▶ **What you need to do**
Each line of the listing that contains the word "explorer" is to be copied.

▶ **Records for this task**
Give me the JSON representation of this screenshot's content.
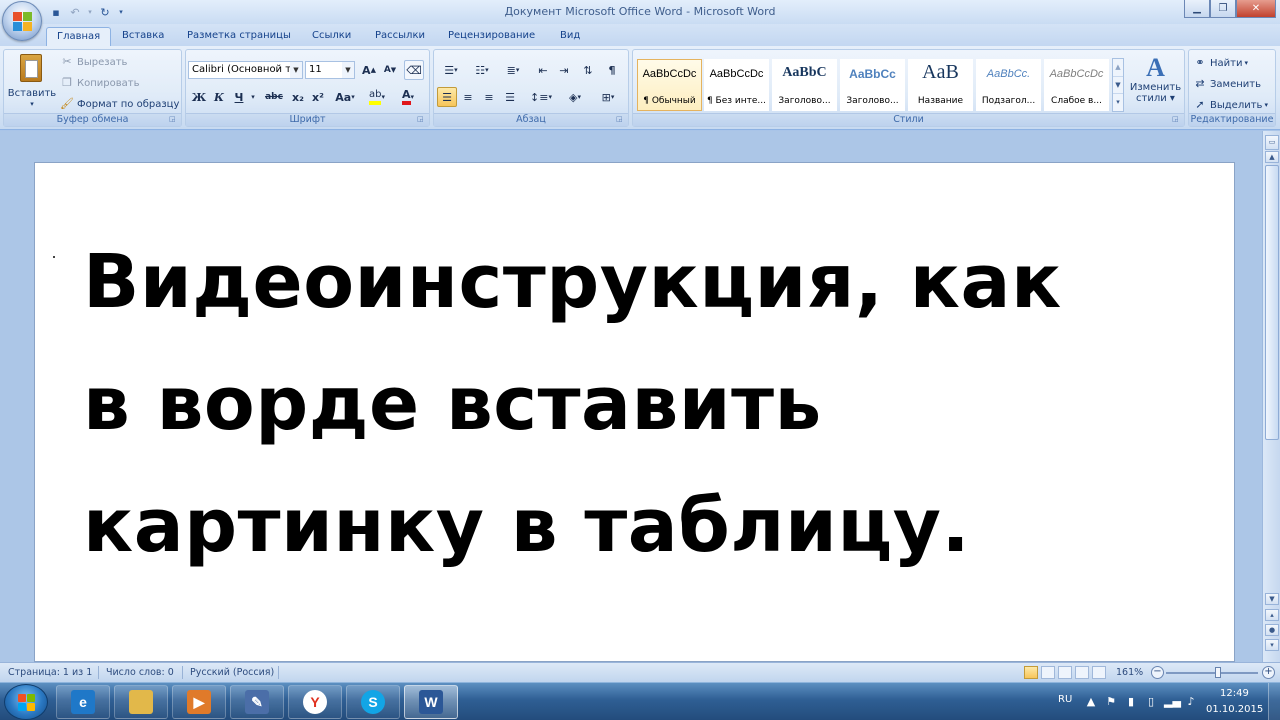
{
  "window": {
    "title": "Документ Microsoft Office Word - Microsoft Word",
    "minimize_icon": "minimize-icon",
    "maximize_icon": "restore-icon",
    "close_icon": "close-icon"
  },
  "tabs": [
    "Главная",
    "Вставка",
    "Разметка страницы",
    "Ссылки",
    "Рассылки",
    "Рецензирование",
    "Вид"
  ],
  "active_tab": "Главная",
  "ribbon": {
    "clipboard": {
      "label": "Буфер обмена",
      "paste": "Вставить",
      "cut": "Вырезать",
      "copy": "Копировать",
      "format_painter": "Формат по образцу"
    },
    "font": {
      "label": "Шрифт",
      "font_name": "Calibri (Основной текст)",
      "font_size": "11",
      "bold": "Ж",
      "italic": "К",
      "underline": "Ч",
      "strike": "abc",
      "subscript": "x₂",
      "superscript": "x²",
      "change_case": "Aa",
      "grow": "A",
      "shrink": "A"
    },
    "paragraph": {
      "label": "Абзац"
    },
    "styles": {
      "label": "Стили",
      "items": [
        {
          "preview": "AaBbCcDc",
          "name": "¶ Обычный"
        },
        {
          "preview": "AaBbCcDc",
          "name": "¶ Без инте..."
        },
        {
          "preview": "AaBbC",
          "name": "Заголово..."
        },
        {
          "preview": "AaBbCc",
          "name": "Заголово..."
        },
        {
          "preview": "AaB",
          "name": "Название"
        },
        {
          "preview": "AaBbCc.",
          "name": "Подзагол..."
        },
        {
          "preview": "AaBbCcDc",
          "name": "Слабое в..."
        }
      ],
      "change_styles_1": "Изменить",
      "change_styles_2": "стили"
    },
    "editing": {
      "label": "Редактирование",
      "find": "Найти",
      "replace": "Заменить",
      "select": "Выделить"
    }
  },
  "document": {
    "lines": [
      "Видеоинструкция, как",
      "в ворде вставить",
      "картинку в таблицу."
    ]
  },
  "statusbar": {
    "page": "Страница: 1 из 1",
    "words": "Число слов: 0",
    "language": "Русский (Россия)",
    "zoom": "161%",
    "zoom_minus": "−",
    "zoom_plus": "+"
  },
  "taskbar": {
    "items": [
      {
        "name": "internet-explorer",
        "glyph": "e",
        "color": "#1f78c8"
      },
      {
        "name": "file-explorer",
        "glyph": "",
        "color": "#e2b84a"
      },
      {
        "name": "media-player",
        "glyph": "▶",
        "color": "#e07a2a"
      },
      {
        "name": "paint",
        "glyph": "✎",
        "color": "#4b6ea8"
      },
      {
        "name": "yandex-browser",
        "glyph": "Y",
        "color": "#e0301e"
      },
      {
        "name": "skype",
        "glyph": "S",
        "color": "#12a5e6"
      },
      {
        "name": "word",
        "glyph": "W",
        "color": "#2b5797"
      }
    ],
    "lang": "RU",
    "time": "12:49",
    "date": "01.10.2015"
  }
}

▶ **Correct result**
        "name": "internet-explorer",
        "name": "file-explorer",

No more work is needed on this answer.